Count the lines in the records below that contain the word "name", and give only that number.
******
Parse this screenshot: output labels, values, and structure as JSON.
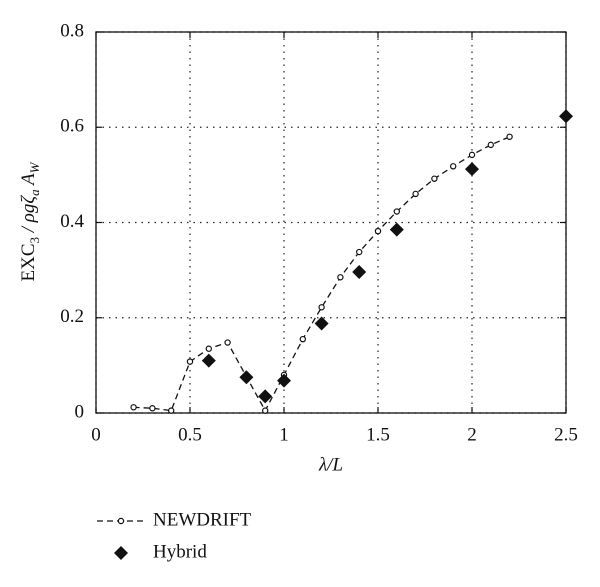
{
  "chart_data": {
    "type": "line",
    "ylabel": [
      "EXC",
      "3",
      " / ρgζ",
      "a",
      " A",
      "W"
    ],
    "xlabel": "λ/L",
    "xlim": [
      0,
      2.5
    ],
    "xticks": [
      0,
      0.5,
      1,
      1.5,
      2,
      2.5
    ],
    "ylim": [
      0,
      0.8
    ],
    "yticks": [
      0,
      0.2,
      0.4,
      0.6,
      0.8
    ],
    "grid": true,
    "series": [
      {
        "name": "NEWDRIFT",
        "color": "#111111",
        "style": "dashed-open-circle",
        "x": [
          0.2,
          0.3,
          0.4,
          0.5,
          0.6,
          0.7,
          0.9,
          1.0,
          1.1,
          1.2,
          1.3,
          1.4,
          1.5,
          1.6,
          1.7,
          1.8,
          1.9,
          2.0,
          2.1,
          2.2
        ],
        "values": [
          0.012,
          0.01,
          0.005,
          0.108,
          0.135,
          0.148,
          0.005,
          0.08,
          0.155,
          0.222,
          0.285,
          0.338,
          0.382,
          0.423,
          0.46,
          0.492,
          0.518,
          0.542,
          0.563,
          0.58
        ]
      },
      {
        "name": "Hybrid",
        "color": "#111111",
        "style": "filled-diamond",
        "x": [
          0.6,
          0.8,
          0.9,
          1.0,
          1.2,
          1.4,
          1.6,
          2.0,
          2.5
        ],
        "values": [
          0.11,
          0.075,
          0.035,
          0.068,
          0.188,
          0.296,
          0.385,
          0.512,
          0.623
        ]
      }
    ]
  }
}
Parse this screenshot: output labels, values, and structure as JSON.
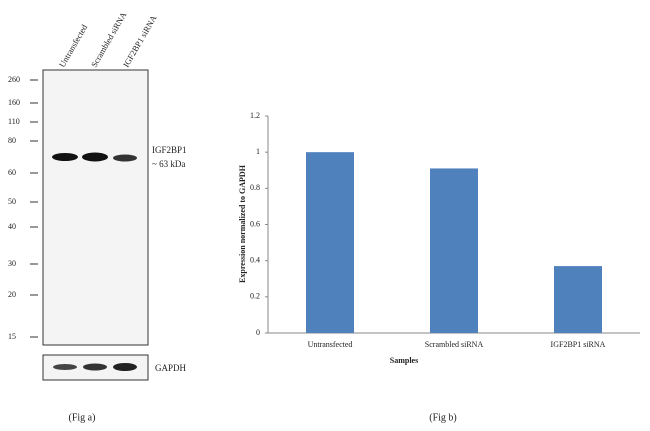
{
  "blot": {
    "lanes": [
      "Untransfected",
      "Scrambled siRNA",
      "IGF2BP1 siRNA"
    ],
    "markers": [
      "260",
      "160",
      "110",
      "80",
      "60",
      "50",
      "40",
      "30",
      "20",
      "15"
    ],
    "band_label": "IGF2BP1",
    "band_size": "~ 63 kDa",
    "control_label": "GAPDH",
    "caption": "(Fig a)"
  },
  "chart_data": {
    "type": "bar",
    "categories": [
      "Untransfected",
      "Scrambled siRNA",
      "IGF2BP1  siRNA"
    ],
    "values": [
      1,
      0.91,
      0.37
    ],
    "color": "#4f81bd",
    "ylim": [
      0,
      1.2
    ],
    "yticks": [
      0,
      0.2,
      0.4,
      0.6,
      0.8,
      1,
      1.2
    ],
    "xlabel": "Samples",
    "ylabel": "Expression normalized to GAPDH",
    "caption": "(Fig b)"
  }
}
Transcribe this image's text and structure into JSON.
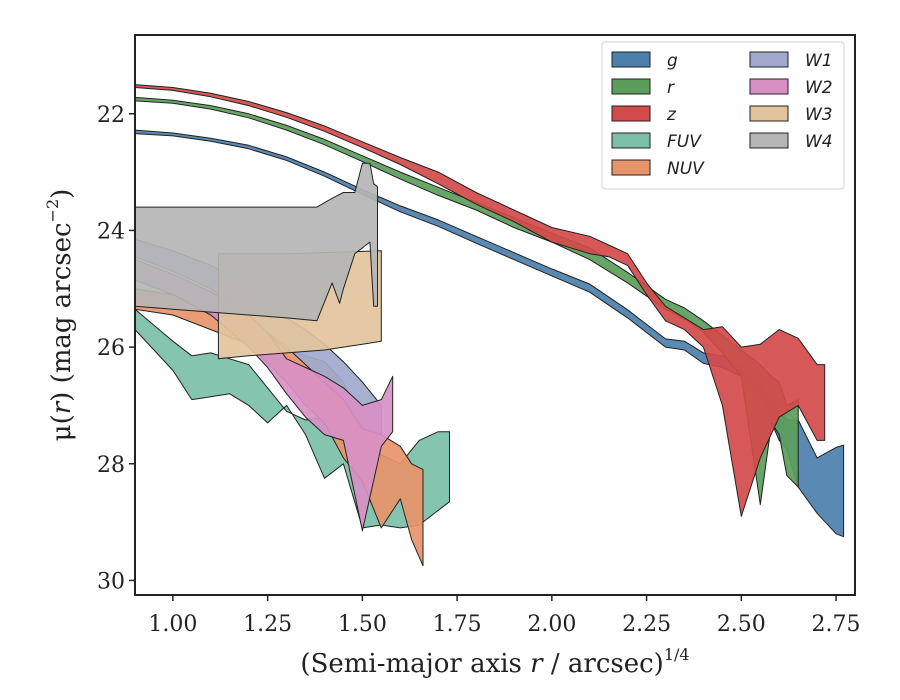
{
  "chart_data": {
    "type": "area",
    "title": "",
    "xlabel": "(Semi-major axis r / arcsec)",
    "xlabel_parts": {
      "pre": "(Semi-major axis ",
      "var": "r",
      "post": " / arcsec)",
      "sup": "1/4"
    },
    "ylabel": "μ(r) (mag arcsec⁻²)",
    "ylabel_parts": {
      "pre": "μ(",
      "var": "r",
      "post": ") (mag arcsec",
      "sup": "−2",
      "end": ")"
    },
    "xlim": [
      0.9,
      2.8
    ],
    "ylim": [
      30.25,
      20.65
    ],
    "y_inverted": true,
    "xticks": [
      1.0,
      1.25,
      1.5,
      1.75,
      2.0,
      2.25,
      2.5,
      2.75
    ],
    "xtick_labels": [
      "1.00",
      "1.25",
      "1.50",
      "1.75",
      "2.00",
      "2.25",
      "2.50",
      "2.75"
    ],
    "yticks": [
      22,
      24,
      26,
      28,
      30
    ],
    "ytick_labels": [
      "22",
      "24",
      "26",
      "28",
      "30"
    ],
    "grid": false,
    "legend": {
      "placement": "top-right",
      "columns": 2
    },
    "series": [
      {
        "name": "g",
        "color": "#4c7fac",
        "upper": [
          [
            0.9,
            22.28
          ],
          [
            1.0,
            22.33
          ],
          [
            1.1,
            22.42
          ],
          [
            1.2,
            22.54
          ],
          [
            1.3,
            22.74
          ],
          [
            1.4,
            23.0
          ],
          [
            1.5,
            23.3
          ],
          [
            1.6,
            23.58
          ],
          [
            1.7,
            23.82
          ],
          [
            1.8,
            24.1
          ],
          [
            1.9,
            24.38
          ],
          [
            2.0,
            24.66
          ],
          [
            2.1,
            24.92
          ],
          [
            2.2,
            25.36
          ],
          [
            2.3,
            25.86
          ],
          [
            2.35,
            25.9
          ],
          [
            2.4,
            26.1
          ],
          [
            2.45,
            26.15
          ],
          [
            2.5,
            26.3
          ],
          [
            2.55,
            26.6
          ],
          [
            2.6,
            27.1
          ],
          [
            2.62,
            27.25
          ],
          [
            2.65,
            27.25
          ],
          [
            2.7,
            27.9
          ],
          [
            2.75,
            27.72
          ],
          [
            2.77,
            27.68
          ]
        ],
        "lower": [
          [
            0.9,
            22.34
          ],
          [
            1.0,
            22.38
          ],
          [
            1.1,
            22.47
          ],
          [
            1.2,
            22.6
          ],
          [
            1.3,
            22.8
          ],
          [
            1.4,
            23.07
          ],
          [
            1.5,
            23.38
          ],
          [
            1.6,
            23.68
          ],
          [
            1.7,
            23.93
          ],
          [
            1.8,
            24.22
          ],
          [
            1.9,
            24.5
          ],
          [
            2.0,
            24.78
          ],
          [
            2.1,
            25.06
          ],
          [
            2.2,
            25.5
          ],
          [
            2.3,
            26.0
          ],
          [
            2.35,
            26.05
          ],
          [
            2.4,
            26.28
          ],
          [
            2.45,
            26.35
          ],
          [
            2.5,
            26.5
          ],
          [
            2.55,
            26.85
          ],
          [
            2.6,
            27.6
          ],
          [
            2.62,
            27.75
          ],
          [
            2.65,
            28.4
          ],
          [
            2.7,
            28.85
          ],
          [
            2.75,
            29.2
          ],
          [
            2.77,
            29.25
          ]
        ]
      },
      {
        "name": "r",
        "color": "#5b9e5b",
        "upper": [
          [
            0.9,
            21.72
          ],
          [
            1.0,
            21.77
          ],
          [
            1.1,
            21.86
          ],
          [
            1.2,
            22.0
          ],
          [
            1.3,
            22.2
          ],
          [
            1.4,
            22.44
          ],
          [
            1.5,
            22.72
          ],
          [
            1.6,
            23.0
          ],
          [
            1.7,
            23.26
          ],
          [
            1.8,
            23.52
          ],
          [
            1.9,
            23.78
          ],
          [
            2.0,
            24.05
          ],
          [
            2.1,
            24.3
          ],
          [
            2.2,
            24.72
          ],
          [
            2.3,
            25.18
          ],
          [
            2.35,
            25.33
          ],
          [
            2.4,
            25.55
          ],
          [
            2.45,
            25.8
          ],
          [
            2.5,
            26.05
          ],
          [
            2.55,
            26.3
          ],
          [
            2.58,
            26.5
          ],
          [
            2.6,
            26.6
          ],
          [
            2.62,
            27.0
          ],
          [
            2.65,
            26.9
          ]
        ],
        "lower": [
          [
            0.9,
            21.78
          ],
          [
            1.0,
            21.82
          ],
          [
            1.1,
            21.92
          ],
          [
            1.2,
            22.07
          ],
          [
            1.3,
            22.28
          ],
          [
            1.4,
            22.53
          ],
          [
            1.5,
            22.82
          ],
          [
            1.6,
            23.12
          ],
          [
            1.7,
            23.4
          ],
          [
            1.8,
            23.65
          ],
          [
            1.9,
            23.95
          ],
          [
            2.0,
            24.2
          ],
          [
            2.1,
            24.5
          ],
          [
            2.2,
            24.9
          ],
          [
            2.3,
            25.35
          ],
          [
            2.35,
            25.52
          ],
          [
            2.4,
            25.75
          ],
          [
            2.45,
            26.1
          ],
          [
            2.5,
            26.5
          ],
          [
            2.55,
            28.7
          ],
          [
            2.58,
            27.3
          ],
          [
            2.6,
            27.5
          ],
          [
            2.62,
            28.2
          ],
          [
            2.65,
            28.4
          ]
        ]
      },
      {
        "name": "z",
        "color": "#d24a4a",
        "upper": [
          [
            0.9,
            21.5
          ],
          [
            1.0,
            21.55
          ],
          [
            1.1,
            21.65
          ],
          [
            1.2,
            21.79
          ],
          [
            1.3,
            21.98
          ],
          [
            1.4,
            22.21
          ],
          [
            1.5,
            22.48
          ],
          [
            1.6,
            22.75
          ],
          [
            1.7,
            23.0
          ],
          [
            1.8,
            23.35
          ],
          [
            1.9,
            23.65
          ],
          [
            2.0,
            23.95
          ],
          [
            2.1,
            24.1
          ],
          [
            2.15,
            24.25
          ],
          [
            2.2,
            24.4
          ],
          [
            2.25,
            24.9
          ],
          [
            2.3,
            25.3
          ],
          [
            2.35,
            25.5
          ],
          [
            2.4,
            25.7
          ],
          [
            2.45,
            25.65
          ],
          [
            2.5,
            26.0
          ],
          [
            2.55,
            25.95
          ],
          [
            2.6,
            25.7
          ],
          [
            2.65,
            25.85
          ],
          [
            2.7,
            26.3
          ],
          [
            2.72,
            26.3
          ]
        ],
        "lower": [
          [
            0.9,
            21.55
          ],
          [
            1.0,
            21.6
          ],
          [
            1.1,
            21.71
          ],
          [
            1.2,
            21.86
          ],
          [
            1.3,
            22.06
          ],
          [
            1.4,
            22.3
          ],
          [
            1.5,
            22.58
          ],
          [
            1.6,
            22.87
          ],
          [
            1.7,
            23.2
          ],
          [
            1.8,
            23.55
          ],
          [
            1.9,
            23.85
          ],
          [
            2.0,
            24.2
          ],
          [
            2.1,
            24.4
          ],
          [
            2.15,
            24.45
          ],
          [
            2.2,
            24.6
          ],
          [
            2.25,
            25.1
          ],
          [
            2.3,
            25.55
          ],
          [
            2.35,
            25.7
          ],
          [
            2.4,
            26.0
          ],
          [
            2.45,
            27.0
          ],
          [
            2.5,
            28.9
          ],
          [
            2.55,
            27.9
          ],
          [
            2.6,
            27.2
          ],
          [
            2.65,
            27.0
          ],
          [
            2.7,
            27.6
          ],
          [
            2.72,
            27.6
          ]
        ]
      },
      {
        "name": "FUV",
        "color": "#7bbfa8",
        "upper": [
          [
            0.9,
            25.35
          ],
          [
            1.0,
            25.9
          ],
          [
            1.05,
            26.15
          ],
          [
            1.1,
            26.1
          ],
          [
            1.15,
            26.2
          ],
          [
            1.2,
            26.3
          ],
          [
            1.25,
            26.7
          ],
          [
            1.3,
            27.1
          ],
          [
            1.35,
            27.25
          ],
          [
            1.4,
            27.2
          ],
          [
            1.45,
            27.25
          ],
          [
            1.5,
            27.7
          ],
          [
            1.55,
            27.85
          ],
          [
            1.6,
            28.0
          ],
          [
            1.65,
            27.6
          ],
          [
            1.7,
            27.45
          ],
          [
            1.73,
            27.45
          ]
        ],
        "lower": [
          [
            0.9,
            25.7
          ],
          [
            1.0,
            26.4
          ],
          [
            1.05,
            26.9
          ],
          [
            1.1,
            26.85
          ],
          [
            1.15,
            26.8
          ],
          [
            1.2,
            27.0
          ],
          [
            1.25,
            27.3
          ],
          [
            1.3,
            27.0
          ],
          [
            1.35,
            27.5
          ],
          [
            1.4,
            28.25
          ],
          [
            1.45,
            28.0
          ],
          [
            1.5,
            29.1
          ],
          [
            1.55,
            29.05
          ],
          [
            1.6,
            29.1
          ],
          [
            1.65,
            29.05
          ],
          [
            1.7,
            28.8
          ],
          [
            1.73,
            28.65
          ]
        ]
      },
      {
        "name": "NUV",
        "color": "#e8946b",
        "upper": [
          [
            0.9,
            25.0
          ],
          [
            1.0,
            25.1
          ],
          [
            1.1,
            25.35
          ],
          [
            1.2,
            25.5
          ],
          [
            1.3,
            26.05
          ],
          [
            1.35,
            26.15
          ],
          [
            1.4,
            26.25
          ],
          [
            1.45,
            26.6
          ],
          [
            1.5,
            27.3
          ],
          [
            1.55,
            27.5
          ],
          [
            1.6,
            27.7
          ],
          [
            1.63,
            28.0
          ],
          [
            1.66,
            28.1
          ]
        ],
        "lower": [
          [
            0.9,
            25.35
          ],
          [
            1.0,
            25.45
          ],
          [
            1.1,
            25.7
          ],
          [
            1.2,
            25.95
          ],
          [
            1.3,
            26.6
          ],
          [
            1.35,
            27.0
          ],
          [
            1.4,
            27.3
          ],
          [
            1.45,
            27.9
          ],
          [
            1.5,
            28.3
          ],
          [
            1.55,
            29.1
          ],
          [
            1.6,
            28.6
          ],
          [
            1.63,
            29.3
          ],
          [
            1.66,
            29.75
          ]
        ]
      },
      {
        "name": "W1",
        "color": "#9fa9cc",
        "upper": [
          [
            0.9,
            24.15
          ],
          [
            1.0,
            24.35
          ],
          [
            1.1,
            24.6
          ],
          [
            1.2,
            24.95
          ],
          [
            1.25,
            25.3
          ],
          [
            1.3,
            25.5
          ],
          [
            1.35,
            25.7
          ],
          [
            1.4,
            25.95
          ],
          [
            1.45,
            26.25
          ],
          [
            1.5,
            26.6
          ],
          [
            1.55,
            27.0
          ]
        ],
        "lower": [
          [
            0.9,
            24.45
          ],
          [
            1.0,
            24.7
          ],
          [
            1.1,
            25.0
          ],
          [
            1.2,
            25.45
          ],
          [
            1.25,
            25.75
          ],
          [
            1.3,
            26.0
          ],
          [
            1.35,
            26.3
          ],
          [
            1.4,
            26.6
          ],
          [
            1.45,
            26.9
          ],
          [
            1.5,
            27.4
          ],
          [
            1.55,
            27.5
          ]
        ]
      },
      {
        "name": "W2",
        "color": "#d890c4",
        "upper": [
          [
            0.9,
            24.5
          ],
          [
            1.0,
            24.75
          ],
          [
            1.1,
            25.05
          ],
          [
            1.2,
            25.45
          ],
          [
            1.25,
            25.75
          ],
          [
            1.3,
            26.2
          ],
          [
            1.35,
            26.35
          ],
          [
            1.4,
            26.5
          ],
          [
            1.45,
            26.7
          ],
          [
            1.5,
            27.0
          ],
          [
            1.55,
            26.9
          ],
          [
            1.58,
            26.5
          ]
        ],
        "lower": [
          [
            0.9,
            24.85
          ],
          [
            1.0,
            25.1
          ],
          [
            1.1,
            25.45
          ],
          [
            1.2,
            26.0
          ],
          [
            1.25,
            26.35
          ],
          [
            1.3,
            26.8
          ],
          [
            1.35,
            27.2
          ],
          [
            1.4,
            27.5
          ],
          [
            1.45,
            27.6
          ],
          [
            1.5,
            29.15
          ],
          [
            1.55,
            27.7
          ],
          [
            1.58,
            27.45
          ]
        ]
      },
      {
        "name": "W3",
        "color": "#e2c49c",
        "upper": [
          [
            1.12,
            24.4
          ],
          [
            1.2,
            24.4
          ],
          [
            1.3,
            24.4
          ],
          [
            1.4,
            24.38
          ],
          [
            1.5,
            24.36
          ],
          [
            1.55,
            24.35
          ]
        ],
        "lower": [
          [
            1.12,
            26.2
          ],
          [
            1.2,
            26.15
          ],
          [
            1.3,
            26.1
          ],
          [
            1.4,
            26.05
          ],
          [
            1.5,
            25.95
          ],
          [
            1.55,
            25.9
          ]
        ]
      },
      {
        "name": "W4",
        "color": "#b5b5b5",
        "upper": [
          [
            0.9,
            23.6
          ],
          [
            1.0,
            23.6
          ],
          [
            1.1,
            23.6
          ],
          [
            1.2,
            23.6
          ],
          [
            1.3,
            23.6
          ],
          [
            1.38,
            23.6
          ],
          [
            1.42,
            23.45
          ],
          [
            1.45,
            23.35
          ],
          [
            1.48,
            23.35
          ],
          [
            1.5,
            22.85
          ],
          [
            1.52,
            22.85
          ],
          [
            1.53,
            23.2
          ],
          [
            1.54,
            23.25
          ]
        ],
        "lower": [
          [
            0.9,
            25.3
          ],
          [
            1.0,
            25.35
          ],
          [
            1.1,
            25.4
          ],
          [
            1.2,
            25.45
          ],
          [
            1.3,
            25.5
          ],
          [
            1.38,
            25.55
          ],
          [
            1.42,
            24.9
          ],
          [
            1.44,
            25.25
          ],
          [
            1.45,
            25.0
          ],
          [
            1.48,
            24.4
          ],
          [
            1.5,
            24.3
          ],
          [
            1.52,
            24.2
          ],
          [
            1.53,
            25.3
          ],
          [
            1.54,
            25.3
          ]
        ]
      }
    ]
  }
}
******
▶ ANSWER TO THIS PROBLEM
11